### Try it
Below are some records; copy each line in them that contains "Creatine".

### Available data
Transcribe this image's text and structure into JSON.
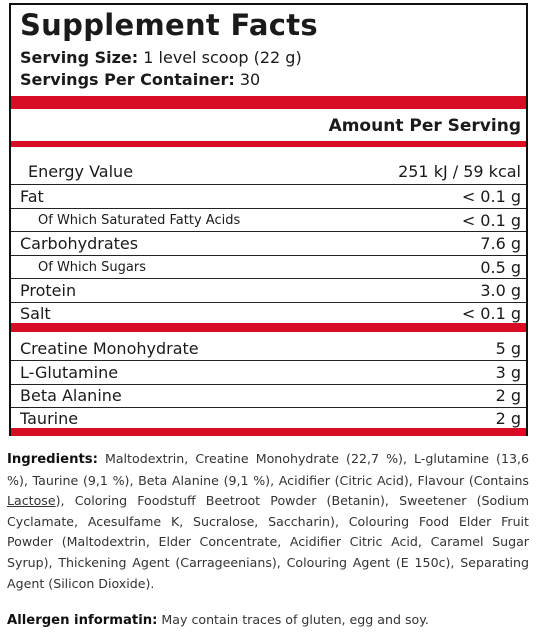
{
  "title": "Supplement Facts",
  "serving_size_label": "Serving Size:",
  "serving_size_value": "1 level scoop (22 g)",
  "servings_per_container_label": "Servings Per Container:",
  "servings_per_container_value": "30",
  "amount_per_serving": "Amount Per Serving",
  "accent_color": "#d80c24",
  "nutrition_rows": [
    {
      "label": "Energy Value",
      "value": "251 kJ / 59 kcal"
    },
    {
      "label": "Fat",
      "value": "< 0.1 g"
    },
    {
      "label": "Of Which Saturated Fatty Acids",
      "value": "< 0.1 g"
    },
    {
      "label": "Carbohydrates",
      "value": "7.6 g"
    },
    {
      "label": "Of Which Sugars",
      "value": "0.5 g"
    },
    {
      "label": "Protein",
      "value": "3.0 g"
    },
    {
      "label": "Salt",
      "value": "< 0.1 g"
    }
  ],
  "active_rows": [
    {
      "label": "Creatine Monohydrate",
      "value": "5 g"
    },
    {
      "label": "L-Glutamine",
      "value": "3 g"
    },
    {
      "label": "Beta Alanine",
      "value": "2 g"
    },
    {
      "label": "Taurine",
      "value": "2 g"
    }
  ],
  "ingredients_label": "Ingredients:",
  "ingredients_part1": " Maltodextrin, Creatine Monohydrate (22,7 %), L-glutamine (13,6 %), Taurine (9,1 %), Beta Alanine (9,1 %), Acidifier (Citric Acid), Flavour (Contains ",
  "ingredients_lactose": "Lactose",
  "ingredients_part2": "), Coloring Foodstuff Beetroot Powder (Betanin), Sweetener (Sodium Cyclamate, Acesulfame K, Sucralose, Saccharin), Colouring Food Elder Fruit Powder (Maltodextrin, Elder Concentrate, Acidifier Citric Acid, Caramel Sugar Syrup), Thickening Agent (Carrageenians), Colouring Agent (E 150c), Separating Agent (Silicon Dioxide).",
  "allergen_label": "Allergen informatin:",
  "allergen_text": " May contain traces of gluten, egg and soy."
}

### Task result
      "label": "Creatine Monohydrate",
  "ingredients_part1": " Maltodextrin, Creatine Monohydrate (22,7 %), L-glutamine (13,6 %), Taurine (9,1 %), Beta Alanine (9,1 %), Acidifier (Citric Acid), Flavour (Contains ",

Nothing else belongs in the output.